(Figure dataset records)
*-*-*

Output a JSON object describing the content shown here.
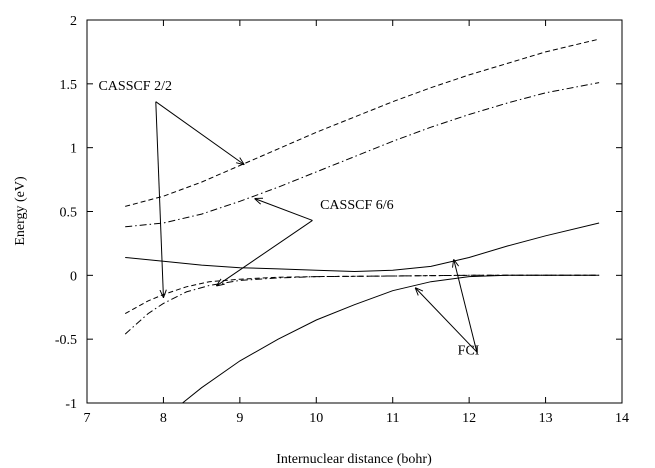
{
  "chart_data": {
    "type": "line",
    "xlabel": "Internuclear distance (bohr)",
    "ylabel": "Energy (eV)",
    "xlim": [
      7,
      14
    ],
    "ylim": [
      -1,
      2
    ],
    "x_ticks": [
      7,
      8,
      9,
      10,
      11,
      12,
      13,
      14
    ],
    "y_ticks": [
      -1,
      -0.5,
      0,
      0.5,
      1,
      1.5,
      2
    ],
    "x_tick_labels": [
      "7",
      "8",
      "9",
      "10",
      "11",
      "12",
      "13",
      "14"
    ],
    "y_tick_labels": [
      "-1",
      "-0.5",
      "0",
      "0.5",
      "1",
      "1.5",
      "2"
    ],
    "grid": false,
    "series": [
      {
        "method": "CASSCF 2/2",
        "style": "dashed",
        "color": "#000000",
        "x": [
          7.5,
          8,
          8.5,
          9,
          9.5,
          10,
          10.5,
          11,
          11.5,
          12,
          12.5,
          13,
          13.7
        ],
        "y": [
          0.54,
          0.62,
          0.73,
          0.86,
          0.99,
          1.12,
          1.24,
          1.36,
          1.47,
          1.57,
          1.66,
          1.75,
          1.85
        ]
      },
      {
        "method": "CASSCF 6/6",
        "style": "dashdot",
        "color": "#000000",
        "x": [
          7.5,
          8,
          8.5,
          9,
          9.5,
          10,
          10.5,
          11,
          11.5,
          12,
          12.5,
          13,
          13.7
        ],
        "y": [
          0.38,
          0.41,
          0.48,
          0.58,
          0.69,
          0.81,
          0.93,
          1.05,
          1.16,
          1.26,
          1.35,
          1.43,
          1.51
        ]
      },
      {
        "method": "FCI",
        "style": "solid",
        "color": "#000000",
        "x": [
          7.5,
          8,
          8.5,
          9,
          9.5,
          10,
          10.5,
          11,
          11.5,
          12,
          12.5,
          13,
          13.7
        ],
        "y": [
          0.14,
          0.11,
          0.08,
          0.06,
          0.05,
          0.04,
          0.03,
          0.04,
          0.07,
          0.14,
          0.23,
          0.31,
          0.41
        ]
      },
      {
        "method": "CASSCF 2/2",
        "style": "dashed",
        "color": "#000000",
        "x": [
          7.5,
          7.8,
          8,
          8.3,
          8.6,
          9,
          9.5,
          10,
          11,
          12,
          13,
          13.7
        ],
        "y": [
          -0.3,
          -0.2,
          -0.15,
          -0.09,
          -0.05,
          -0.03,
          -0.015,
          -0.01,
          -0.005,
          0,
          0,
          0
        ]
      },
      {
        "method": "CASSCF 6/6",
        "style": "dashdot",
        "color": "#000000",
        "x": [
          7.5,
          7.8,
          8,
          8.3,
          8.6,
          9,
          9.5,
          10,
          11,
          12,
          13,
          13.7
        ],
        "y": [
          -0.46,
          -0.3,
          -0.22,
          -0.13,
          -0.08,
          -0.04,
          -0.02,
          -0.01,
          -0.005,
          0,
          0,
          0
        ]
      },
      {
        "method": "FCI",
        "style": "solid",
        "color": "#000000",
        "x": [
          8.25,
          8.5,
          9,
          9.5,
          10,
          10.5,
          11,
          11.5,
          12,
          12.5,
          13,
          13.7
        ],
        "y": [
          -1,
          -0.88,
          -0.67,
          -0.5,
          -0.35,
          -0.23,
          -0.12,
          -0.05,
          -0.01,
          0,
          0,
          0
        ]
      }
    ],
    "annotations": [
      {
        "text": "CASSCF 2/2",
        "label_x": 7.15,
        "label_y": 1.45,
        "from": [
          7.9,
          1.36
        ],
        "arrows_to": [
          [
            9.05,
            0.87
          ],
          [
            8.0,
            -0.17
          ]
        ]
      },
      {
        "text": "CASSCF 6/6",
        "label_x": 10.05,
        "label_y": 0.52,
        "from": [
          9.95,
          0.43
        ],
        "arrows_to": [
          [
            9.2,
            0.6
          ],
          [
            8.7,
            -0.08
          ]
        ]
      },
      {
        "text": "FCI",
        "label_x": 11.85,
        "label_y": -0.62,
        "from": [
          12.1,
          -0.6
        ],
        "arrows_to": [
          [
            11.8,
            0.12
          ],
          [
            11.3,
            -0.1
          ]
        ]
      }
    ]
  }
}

*-*-*

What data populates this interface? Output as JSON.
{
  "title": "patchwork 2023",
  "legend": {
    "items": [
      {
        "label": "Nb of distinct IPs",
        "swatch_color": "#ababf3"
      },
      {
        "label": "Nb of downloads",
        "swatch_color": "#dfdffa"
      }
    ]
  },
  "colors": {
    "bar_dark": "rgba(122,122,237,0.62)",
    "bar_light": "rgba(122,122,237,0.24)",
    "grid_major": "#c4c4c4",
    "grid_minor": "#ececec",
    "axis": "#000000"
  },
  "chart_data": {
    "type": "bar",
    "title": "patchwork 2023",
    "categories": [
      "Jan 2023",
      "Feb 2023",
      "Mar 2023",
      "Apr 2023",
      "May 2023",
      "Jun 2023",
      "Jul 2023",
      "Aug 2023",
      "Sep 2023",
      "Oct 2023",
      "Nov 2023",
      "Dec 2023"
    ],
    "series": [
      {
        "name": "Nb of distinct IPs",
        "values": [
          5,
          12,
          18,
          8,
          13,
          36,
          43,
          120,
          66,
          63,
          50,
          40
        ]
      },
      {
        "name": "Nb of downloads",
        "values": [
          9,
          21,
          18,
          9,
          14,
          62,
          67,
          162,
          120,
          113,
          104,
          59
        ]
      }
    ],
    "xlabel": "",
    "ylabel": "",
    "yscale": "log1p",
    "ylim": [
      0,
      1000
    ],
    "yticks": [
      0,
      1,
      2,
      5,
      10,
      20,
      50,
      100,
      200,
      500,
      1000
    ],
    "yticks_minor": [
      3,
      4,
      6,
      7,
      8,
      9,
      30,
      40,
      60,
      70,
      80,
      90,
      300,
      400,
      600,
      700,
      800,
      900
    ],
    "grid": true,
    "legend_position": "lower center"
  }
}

*-*-*

> [TASK] Copy all lines in the listing above where the string "text" appears.

> [RESPONSE TO THIS EXERCISE]
        "text": "CASSCF 2/2",
        "text": "CASSCF 6/6",
        "text": "FCI",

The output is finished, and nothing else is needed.